# DATA TO PROCESS start

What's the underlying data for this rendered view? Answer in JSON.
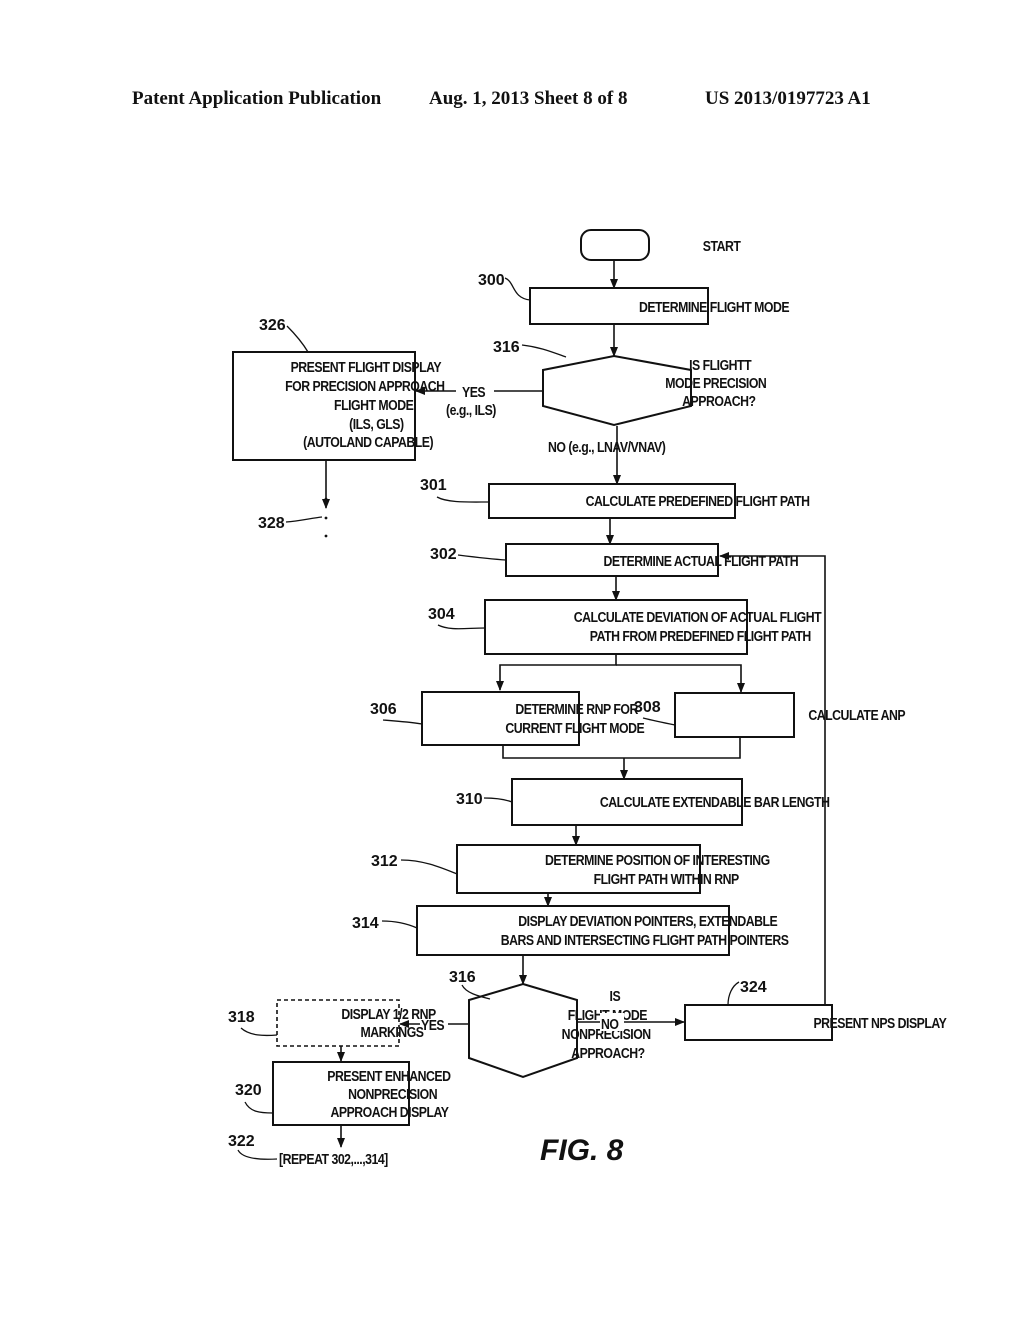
{
  "header": {
    "left": "Patent Application Publication",
    "middle": "Aug. 1, 2013   Sheet 8 of 8",
    "right": "US 2013/0197723 A1"
  },
  "figure_label": "FIG. 8",
  "nodes": {
    "start": {
      "lines": [
        "START"
      ]
    },
    "n300": {
      "ref": "300",
      "lines": [
        "DETERMINE FLIGHT MODE"
      ]
    },
    "n316a": {
      "ref": "316",
      "lines": [
        "IS FLIGHTT",
        "MODE PRECISION",
        "APPROACH?"
      ]
    },
    "n326": {
      "ref": "326",
      "lines": [
        "PRESENT FLIGHT DISPLAY",
        "FOR PRECISION APPROACH",
        "FLIGHT MODE",
        "(ILS, GLS)",
        "(AUTOLAND CAPABLE)"
      ]
    },
    "n328": {
      "ref": "328"
    },
    "n301": {
      "ref": "301",
      "lines": [
        "CALCULATE PREDEFINED FLIGHT PATH"
      ]
    },
    "n302": {
      "ref": "302",
      "lines": [
        "DETERMINE ACTUAL FLIGHT PATH"
      ]
    },
    "n304": {
      "ref": "304",
      "lines": [
        "CALCULATE DEVIATION OF ACTUAL FLIGHT",
        "PATH FROM PREDEFINED  FLIGHT PATH"
      ]
    },
    "n306": {
      "ref": "306",
      "lines": [
        "DETERMINE RNP FOR",
        "CURRENT FLIGHT MODE"
      ]
    },
    "n308": {
      "ref": "308",
      "lines": [
        "CALCULATE ANP"
      ]
    },
    "n310": {
      "ref": "310",
      "lines": [
        "CALCULATE EXTENDABLE BAR LENGTH"
      ]
    },
    "n312": {
      "ref": "312",
      "lines": [
        "DETERMINE POSITION OF INTERESTING",
        "FLIGHT PATH WITHIN RNP"
      ]
    },
    "n314": {
      "ref": "314",
      "lines": [
        "DISPLAY DEVIATION POINTERS, EXTENDABLE",
        "BARS AND INTERSECTING FLIGHT PATH POINTERS"
      ]
    },
    "n316b": {
      "ref": "316",
      "lines": [
        "IS",
        "FLIGHT MODE",
        "NONPRECISION",
        "APPROACH?"
      ]
    },
    "n318": {
      "ref": "318",
      "lines": [
        "DISPLAY 1/2 RNP",
        "MARKINGS"
      ]
    },
    "n320": {
      "ref": "320",
      "lines": [
        "PRESENT ENHANCED",
        "NONPRECISION",
        "APPROACH DISPLAY"
      ]
    },
    "n322": {
      "ref": "322",
      "lines": [
        "[REPEAT 302,...,314]"
      ]
    },
    "n324": {
      "ref": "324",
      "lines": [
        "PRESENT NPS DISPLAY"
      ]
    }
  },
  "edges": {
    "yes_precision": "YES",
    "yes_precision_example": "(e.g., ILS)",
    "no_precision": "NO (e.g., LNAV/VNAV)",
    "yes_nonprecision": "YES",
    "no_nonprecision": "NO"
  }
}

# DATA TO PROCESS end

● **TASK BRIEF**
Omit every picture, then repeat the remaining data exactly as it appears above.

● **EXPECTED ANSWER**
What's the underlying data for this rendered view? Answer in JSON.
{
  "header": {
    "left": "Patent Application Publication",
    "middle": "Aug. 1, 2013   Sheet 8 of 8",
    "right": "US 2013/0197723 A1"
  },
  "figure_label": "FIG. 8",
  "nodes": {
    "start": {
      "lines": [
        "START"
      ]
    },
    "n300": {
      "ref": "300",
      "lines": [
        "DETERMINE FLIGHT MODE"
      ]
    },
    "n316a": {
      "ref": "316",
      "lines": [
        "IS FLIGHTT",
        "MODE PRECISION",
        "APPROACH?"
      ]
    },
    "n326": {
      "ref": "326",
      "lines": [
        "PRESENT FLIGHT DISPLAY",
        "FOR PRECISION APPROACH",
        "FLIGHT MODE",
        "(ILS, GLS)",
        "(AUTOLAND CAPABLE)"
      ]
    },
    "n328": {
      "ref": "328"
    },
    "n301": {
      "ref": "301",
      "lines": [
        "CALCULATE PREDEFINED FLIGHT PATH"
      ]
    },
    "n302": {
      "ref": "302",
      "lines": [
        "DETERMINE ACTUAL FLIGHT PATH"
      ]
    },
    "n304": {
      "ref": "304",
      "lines": [
        "CALCULATE DEVIATION OF ACTUAL FLIGHT",
        "PATH FROM PREDEFINED  FLIGHT PATH"
      ]
    },
    "n306": {
      "ref": "306",
      "lines": [
        "DETERMINE RNP FOR",
        "CURRENT FLIGHT MODE"
      ]
    },
    "n308": {
      "ref": "308",
      "lines": [
        "CALCULATE ANP"
      ]
    },
    "n310": {
      "ref": "310",
      "lines": [
        "CALCULATE EXTENDABLE BAR LENGTH"
      ]
    },
    "n312": {
      "ref": "312",
      "lines": [
        "DETERMINE POSITION OF INTERESTING",
        "FLIGHT PATH WITHIN RNP"
      ]
    },
    "n314": {
      "ref": "314",
      "lines": [
        "DISPLAY DEVIATION POINTERS, EXTENDABLE",
        "BARS AND INTERSECTING FLIGHT PATH POINTERS"
      ]
    },
    "n316b": {
      "ref": "316",
      "lines": [
        "IS",
        "FLIGHT MODE",
        "NONPRECISION",
        "APPROACH?"
      ]
    },
    "n318": {
      "ref": "318",
      "lines": [
        "DISPLAY 1/2 RNP",
        "MARKINGS"
      ]
    },
    "n320": {
      "ref": "320",
      "lines": [
        "PRESENT ENHANCED",
        "NONPRECISION",
        "APPROACH DISPLAY"
      ]
    },
    "n322": {
      "ref": "322",
      "lines": [
        "[REPEAT 302,...,314]"
      ]
    },
    "n324": {
      "ref": "324",
      "lines": [
        "PRESENT NPS DISPLAY"
      ]
    }
  },
  "edges": {
    "yes_precision": "YES",
    "yes_precision_example": "(e.g., ILS)",
    "no_precision": "NO (e.g., LNAV/VNAV)",
    "yes_nonprecision": "YES",
    "no_nonprecision": "NO"
  }
}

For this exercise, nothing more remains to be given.